### [Requirements]
In the records below, find the line containing "Read this page and output its text content.", then extract that line and all subsequent lines exactly, leaving out everything else.

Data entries
________________________________________

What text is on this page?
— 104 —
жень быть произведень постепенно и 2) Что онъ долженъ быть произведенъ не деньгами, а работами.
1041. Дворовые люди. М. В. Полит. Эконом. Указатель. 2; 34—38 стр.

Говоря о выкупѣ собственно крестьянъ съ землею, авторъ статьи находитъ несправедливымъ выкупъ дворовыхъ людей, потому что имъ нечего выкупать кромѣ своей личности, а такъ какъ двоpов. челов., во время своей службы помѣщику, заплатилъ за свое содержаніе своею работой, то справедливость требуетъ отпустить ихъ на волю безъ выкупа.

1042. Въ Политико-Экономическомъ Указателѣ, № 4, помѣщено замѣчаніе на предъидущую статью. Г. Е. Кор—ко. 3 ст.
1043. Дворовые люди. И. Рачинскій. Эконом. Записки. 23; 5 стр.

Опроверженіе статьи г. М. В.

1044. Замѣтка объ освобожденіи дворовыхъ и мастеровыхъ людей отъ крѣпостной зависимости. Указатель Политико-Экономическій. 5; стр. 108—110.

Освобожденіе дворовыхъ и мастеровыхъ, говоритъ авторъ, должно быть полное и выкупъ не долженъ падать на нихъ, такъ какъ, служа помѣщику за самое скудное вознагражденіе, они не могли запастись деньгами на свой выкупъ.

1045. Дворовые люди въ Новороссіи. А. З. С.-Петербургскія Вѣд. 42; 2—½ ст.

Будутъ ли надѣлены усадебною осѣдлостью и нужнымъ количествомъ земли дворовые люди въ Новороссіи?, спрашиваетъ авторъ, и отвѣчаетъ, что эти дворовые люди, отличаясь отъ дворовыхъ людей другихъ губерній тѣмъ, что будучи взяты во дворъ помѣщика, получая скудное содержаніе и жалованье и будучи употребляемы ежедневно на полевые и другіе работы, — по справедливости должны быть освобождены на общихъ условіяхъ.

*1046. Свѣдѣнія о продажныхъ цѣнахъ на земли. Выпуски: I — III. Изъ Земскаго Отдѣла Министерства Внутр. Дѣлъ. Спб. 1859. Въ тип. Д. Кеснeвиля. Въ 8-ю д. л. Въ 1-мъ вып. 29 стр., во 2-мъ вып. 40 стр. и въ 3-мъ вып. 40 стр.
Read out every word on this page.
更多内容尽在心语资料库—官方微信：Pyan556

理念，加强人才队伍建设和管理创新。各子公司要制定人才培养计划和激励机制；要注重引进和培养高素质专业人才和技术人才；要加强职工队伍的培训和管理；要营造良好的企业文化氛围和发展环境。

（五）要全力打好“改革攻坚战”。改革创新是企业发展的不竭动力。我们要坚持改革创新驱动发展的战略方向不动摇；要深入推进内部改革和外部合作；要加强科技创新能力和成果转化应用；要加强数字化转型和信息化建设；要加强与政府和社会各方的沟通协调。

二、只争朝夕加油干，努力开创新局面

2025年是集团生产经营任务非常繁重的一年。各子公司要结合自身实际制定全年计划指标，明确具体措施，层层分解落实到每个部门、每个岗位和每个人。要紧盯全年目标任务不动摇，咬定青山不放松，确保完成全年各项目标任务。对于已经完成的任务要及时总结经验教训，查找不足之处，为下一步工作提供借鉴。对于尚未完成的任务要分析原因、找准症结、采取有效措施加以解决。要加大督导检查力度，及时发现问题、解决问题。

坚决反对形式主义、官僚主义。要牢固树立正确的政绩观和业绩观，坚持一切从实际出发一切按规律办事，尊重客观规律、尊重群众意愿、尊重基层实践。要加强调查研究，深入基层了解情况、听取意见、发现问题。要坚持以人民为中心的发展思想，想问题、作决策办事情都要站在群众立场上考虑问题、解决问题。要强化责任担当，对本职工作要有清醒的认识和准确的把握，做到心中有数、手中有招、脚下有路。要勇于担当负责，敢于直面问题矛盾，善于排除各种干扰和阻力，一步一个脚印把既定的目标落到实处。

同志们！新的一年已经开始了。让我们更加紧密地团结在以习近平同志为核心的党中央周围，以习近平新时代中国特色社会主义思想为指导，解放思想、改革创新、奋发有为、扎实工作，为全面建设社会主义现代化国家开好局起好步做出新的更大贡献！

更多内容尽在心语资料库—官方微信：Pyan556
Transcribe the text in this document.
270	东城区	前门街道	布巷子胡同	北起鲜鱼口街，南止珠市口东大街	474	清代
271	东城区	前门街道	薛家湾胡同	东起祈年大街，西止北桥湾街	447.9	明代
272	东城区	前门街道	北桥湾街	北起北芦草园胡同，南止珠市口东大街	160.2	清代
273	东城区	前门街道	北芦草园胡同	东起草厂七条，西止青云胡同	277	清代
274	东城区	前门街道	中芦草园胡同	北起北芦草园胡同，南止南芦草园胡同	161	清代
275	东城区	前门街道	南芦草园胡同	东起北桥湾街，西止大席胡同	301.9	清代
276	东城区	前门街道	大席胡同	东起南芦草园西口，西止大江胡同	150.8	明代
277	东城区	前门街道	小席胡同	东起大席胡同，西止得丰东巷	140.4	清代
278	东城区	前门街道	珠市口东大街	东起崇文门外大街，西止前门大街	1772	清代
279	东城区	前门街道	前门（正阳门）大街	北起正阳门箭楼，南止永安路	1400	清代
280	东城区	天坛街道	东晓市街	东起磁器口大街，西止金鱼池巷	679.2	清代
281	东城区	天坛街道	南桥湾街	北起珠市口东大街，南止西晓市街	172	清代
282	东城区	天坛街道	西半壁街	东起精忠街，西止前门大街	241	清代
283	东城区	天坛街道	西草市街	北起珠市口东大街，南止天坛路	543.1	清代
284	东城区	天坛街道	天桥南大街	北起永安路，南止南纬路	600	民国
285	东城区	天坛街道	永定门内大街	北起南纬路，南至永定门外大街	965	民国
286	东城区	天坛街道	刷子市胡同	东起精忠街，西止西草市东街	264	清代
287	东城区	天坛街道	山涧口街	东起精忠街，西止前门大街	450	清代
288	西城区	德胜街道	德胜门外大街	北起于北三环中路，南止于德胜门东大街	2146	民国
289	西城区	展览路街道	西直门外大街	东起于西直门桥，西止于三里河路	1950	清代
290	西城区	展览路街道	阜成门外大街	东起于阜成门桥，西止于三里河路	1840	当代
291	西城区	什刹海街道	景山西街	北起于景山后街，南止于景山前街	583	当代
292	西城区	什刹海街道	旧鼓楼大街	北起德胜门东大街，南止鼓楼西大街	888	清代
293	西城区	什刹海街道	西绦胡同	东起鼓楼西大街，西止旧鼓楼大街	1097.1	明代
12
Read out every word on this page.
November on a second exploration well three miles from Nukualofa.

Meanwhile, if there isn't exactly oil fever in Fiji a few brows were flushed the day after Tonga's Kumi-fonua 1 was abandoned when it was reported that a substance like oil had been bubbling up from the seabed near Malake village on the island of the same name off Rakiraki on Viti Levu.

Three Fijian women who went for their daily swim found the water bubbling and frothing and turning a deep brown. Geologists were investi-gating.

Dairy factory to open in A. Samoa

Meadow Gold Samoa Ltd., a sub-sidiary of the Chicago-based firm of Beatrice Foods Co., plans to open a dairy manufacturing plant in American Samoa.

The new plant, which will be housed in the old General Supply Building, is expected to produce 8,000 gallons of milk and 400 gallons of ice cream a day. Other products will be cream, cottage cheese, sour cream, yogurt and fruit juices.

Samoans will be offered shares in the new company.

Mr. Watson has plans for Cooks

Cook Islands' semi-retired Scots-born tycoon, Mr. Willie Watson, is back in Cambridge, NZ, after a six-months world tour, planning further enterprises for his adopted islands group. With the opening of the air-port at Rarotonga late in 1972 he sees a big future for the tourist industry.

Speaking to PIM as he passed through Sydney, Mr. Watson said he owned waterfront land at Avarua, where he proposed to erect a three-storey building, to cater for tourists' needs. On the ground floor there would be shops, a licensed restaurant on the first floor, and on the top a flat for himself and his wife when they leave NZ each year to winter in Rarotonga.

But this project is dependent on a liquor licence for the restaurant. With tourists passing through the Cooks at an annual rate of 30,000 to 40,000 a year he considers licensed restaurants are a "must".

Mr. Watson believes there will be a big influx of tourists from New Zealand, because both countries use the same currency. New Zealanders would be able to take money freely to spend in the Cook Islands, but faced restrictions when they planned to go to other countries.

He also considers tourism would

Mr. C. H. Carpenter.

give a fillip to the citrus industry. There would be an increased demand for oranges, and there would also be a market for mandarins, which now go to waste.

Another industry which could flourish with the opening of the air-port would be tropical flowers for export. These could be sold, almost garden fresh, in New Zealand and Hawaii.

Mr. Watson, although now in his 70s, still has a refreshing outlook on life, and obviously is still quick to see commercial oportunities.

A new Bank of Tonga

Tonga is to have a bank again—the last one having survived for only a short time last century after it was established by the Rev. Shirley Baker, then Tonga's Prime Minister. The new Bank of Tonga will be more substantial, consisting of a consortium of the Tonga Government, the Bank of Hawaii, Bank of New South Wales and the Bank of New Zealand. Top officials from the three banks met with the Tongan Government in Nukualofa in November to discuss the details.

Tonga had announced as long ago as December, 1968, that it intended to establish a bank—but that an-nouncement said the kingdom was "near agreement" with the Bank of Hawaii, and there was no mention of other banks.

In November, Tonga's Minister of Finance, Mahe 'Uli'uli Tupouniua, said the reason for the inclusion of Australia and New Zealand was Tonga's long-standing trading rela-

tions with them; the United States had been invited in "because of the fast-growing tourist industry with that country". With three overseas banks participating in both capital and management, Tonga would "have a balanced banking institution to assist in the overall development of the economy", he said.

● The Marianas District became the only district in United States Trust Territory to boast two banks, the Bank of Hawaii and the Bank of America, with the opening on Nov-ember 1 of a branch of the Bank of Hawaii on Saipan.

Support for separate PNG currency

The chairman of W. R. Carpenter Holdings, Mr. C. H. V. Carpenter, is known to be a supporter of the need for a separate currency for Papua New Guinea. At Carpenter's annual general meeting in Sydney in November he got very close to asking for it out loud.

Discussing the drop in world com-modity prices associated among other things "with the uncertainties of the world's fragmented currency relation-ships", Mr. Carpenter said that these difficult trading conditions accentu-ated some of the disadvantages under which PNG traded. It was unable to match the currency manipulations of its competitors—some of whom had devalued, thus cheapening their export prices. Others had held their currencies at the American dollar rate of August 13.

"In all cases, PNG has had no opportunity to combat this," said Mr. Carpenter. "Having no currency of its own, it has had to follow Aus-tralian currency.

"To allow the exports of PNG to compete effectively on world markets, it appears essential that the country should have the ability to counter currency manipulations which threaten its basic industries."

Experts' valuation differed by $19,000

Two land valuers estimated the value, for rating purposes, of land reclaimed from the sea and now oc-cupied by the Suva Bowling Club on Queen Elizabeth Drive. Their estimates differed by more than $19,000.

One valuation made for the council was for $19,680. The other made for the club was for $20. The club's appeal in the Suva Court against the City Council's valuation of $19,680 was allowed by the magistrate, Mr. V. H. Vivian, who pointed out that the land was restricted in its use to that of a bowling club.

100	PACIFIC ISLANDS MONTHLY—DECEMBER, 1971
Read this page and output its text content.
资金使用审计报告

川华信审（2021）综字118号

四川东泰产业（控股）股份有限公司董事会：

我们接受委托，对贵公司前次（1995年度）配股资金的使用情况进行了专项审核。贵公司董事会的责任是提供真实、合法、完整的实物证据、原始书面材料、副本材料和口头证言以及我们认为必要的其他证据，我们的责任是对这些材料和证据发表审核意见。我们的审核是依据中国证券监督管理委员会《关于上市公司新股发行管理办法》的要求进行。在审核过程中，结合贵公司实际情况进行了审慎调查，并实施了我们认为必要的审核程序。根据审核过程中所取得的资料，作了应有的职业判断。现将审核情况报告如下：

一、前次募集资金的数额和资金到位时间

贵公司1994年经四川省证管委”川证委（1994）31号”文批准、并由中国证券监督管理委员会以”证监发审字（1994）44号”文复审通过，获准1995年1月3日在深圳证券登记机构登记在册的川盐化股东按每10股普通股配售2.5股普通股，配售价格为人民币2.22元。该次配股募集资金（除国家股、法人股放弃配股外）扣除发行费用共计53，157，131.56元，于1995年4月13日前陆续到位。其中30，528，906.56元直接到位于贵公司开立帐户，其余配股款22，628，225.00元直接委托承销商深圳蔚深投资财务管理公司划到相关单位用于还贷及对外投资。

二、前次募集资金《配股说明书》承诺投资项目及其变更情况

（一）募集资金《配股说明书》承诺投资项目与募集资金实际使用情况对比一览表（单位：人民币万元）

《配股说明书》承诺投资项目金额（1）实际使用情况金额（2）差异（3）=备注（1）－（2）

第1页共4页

________________________________________

### [Result for this task]
Read this page and output its text content.
资金使用审计报告

川华信审（2021）综字118号

四川东泰产业（控股）股份有限公司董事会：

我们接受委托，对贵公司前次（1995年度）配股资金的使用情况进行了专项审核。贵公司董事会的责任是提供真实、合法、完整的实物证据、原始书面材料、副本材料和口头证言以及我们认为必要的其他证据，我们的责任是对这些材料和证据发表审核意见。我们的审核是依据中国证券监督管理委员会《关于上市公司新股发行管理办法》的要求进行。在审核过程中，结合贵公司实际情况进行了审慎调查，并实施了我们认为必要的审核程序。根据审核过程中所取得的资料，作了应有的职业判断。现将审核情况报告如下：

一、前次募集资金的数额和资金到位时间

贵公司1994年经四川省证管委”川证委（1994）31号”文批准、并由中国证券监督管理委员会以”证监发审字（1994）44号”文复审通过，获准1995年1月3日在深圳证券登记机构登记在册的川盐化股东按每10股普通股配售2.5股普通股，配售价格为人民币2.22元。该次配股募集资金（除国家股、法人股放弃配股外）扣除发行费用共计53，157，131.56元，于1995年4月13日前陆续到位。其中30，528，906.56元直接到位于贵公司开立帐户，其余配股款22，628，225.00元直接委托承销商深圳蔚深投资财务管理公司划到相关单位用于还贷及对外投资。

二、前次募集资金《配股说明书》承诺投资项目及其变更情况

（一）募集资金《配股说明书》承诺投资项目与募集资金实际使用情况对比一览表（单位：人民币万元）

《配股说明书》承诺投资项目金额（1）实际使用情况金额（2）差异（3）=备注（1）－（2）

第1页共4页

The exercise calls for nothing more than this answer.